• [Instructions to follow]
Exactly reproduce the lines from the one holding "Give me the" through the final line of the listing below, with both ends included and nothing else.

● ● ●

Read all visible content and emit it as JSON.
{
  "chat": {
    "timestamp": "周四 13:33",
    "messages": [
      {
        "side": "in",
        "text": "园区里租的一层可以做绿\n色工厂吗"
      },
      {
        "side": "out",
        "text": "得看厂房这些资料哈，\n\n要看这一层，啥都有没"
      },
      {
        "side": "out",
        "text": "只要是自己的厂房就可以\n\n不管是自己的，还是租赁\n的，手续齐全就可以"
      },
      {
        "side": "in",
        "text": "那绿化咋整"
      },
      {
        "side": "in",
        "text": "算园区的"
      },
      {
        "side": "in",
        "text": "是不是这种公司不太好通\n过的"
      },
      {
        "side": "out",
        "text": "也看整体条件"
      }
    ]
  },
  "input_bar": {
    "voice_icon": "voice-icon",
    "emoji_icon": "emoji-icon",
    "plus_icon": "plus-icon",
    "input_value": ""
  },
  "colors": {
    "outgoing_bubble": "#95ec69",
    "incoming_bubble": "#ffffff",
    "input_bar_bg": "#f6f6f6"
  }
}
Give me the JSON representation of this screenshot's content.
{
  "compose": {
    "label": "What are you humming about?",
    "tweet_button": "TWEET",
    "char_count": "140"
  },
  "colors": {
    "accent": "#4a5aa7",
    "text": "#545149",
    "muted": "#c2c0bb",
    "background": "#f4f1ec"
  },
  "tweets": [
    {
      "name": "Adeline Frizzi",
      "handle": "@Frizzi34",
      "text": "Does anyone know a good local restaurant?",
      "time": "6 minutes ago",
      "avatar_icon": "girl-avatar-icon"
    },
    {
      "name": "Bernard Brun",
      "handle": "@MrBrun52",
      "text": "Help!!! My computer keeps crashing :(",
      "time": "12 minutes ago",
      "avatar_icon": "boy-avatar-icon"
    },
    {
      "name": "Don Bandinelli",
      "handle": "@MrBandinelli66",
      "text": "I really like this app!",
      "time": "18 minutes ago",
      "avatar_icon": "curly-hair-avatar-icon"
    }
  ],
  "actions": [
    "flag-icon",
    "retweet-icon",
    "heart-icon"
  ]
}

● ● ●

• [The solution]
Give me the JSON representation of this screenshot's content.
{
  "compose": {
    "label": "What are you humming about?",
    "tweet_button": "TWEET",
    "char_count": "140"
  },
  "colors": {
    "accent": "#4a5aa7",
    "text": "#545149",
    "muted": "#c2c0bb",
    "background": "#f4f1ec"
  },
  "tweets": [
    {
      "name": "Adeline Frizzi",
      "handle": "@Frizzi34",
      "text": "Does anyone know a good local restaurant?",
      "time": "6 minutes ago",
      "avatar_icon": "girl-avatar-icon"
    },
    {
      "name": "Bernard Brun",
      "handle": "@MrBrun52",
      "text": "Help!!! My computer keeps crashing :(",
      "time": "12 minutes ago",
      "avatar_icon": "boy-avatar-icon"
    },
    {
      "name": "Don Bandinelli",
      "handle": "@MrBandinelli66",
      "text": "I really like this app!",
      "time": "18 minutes ago",
      "avatar_icon": "curly-hair-avatar-icon"
    }
  ],
  "actions": [
    "flag-icon",
    "retweet-icon",
    "heart-icon"
  ]
}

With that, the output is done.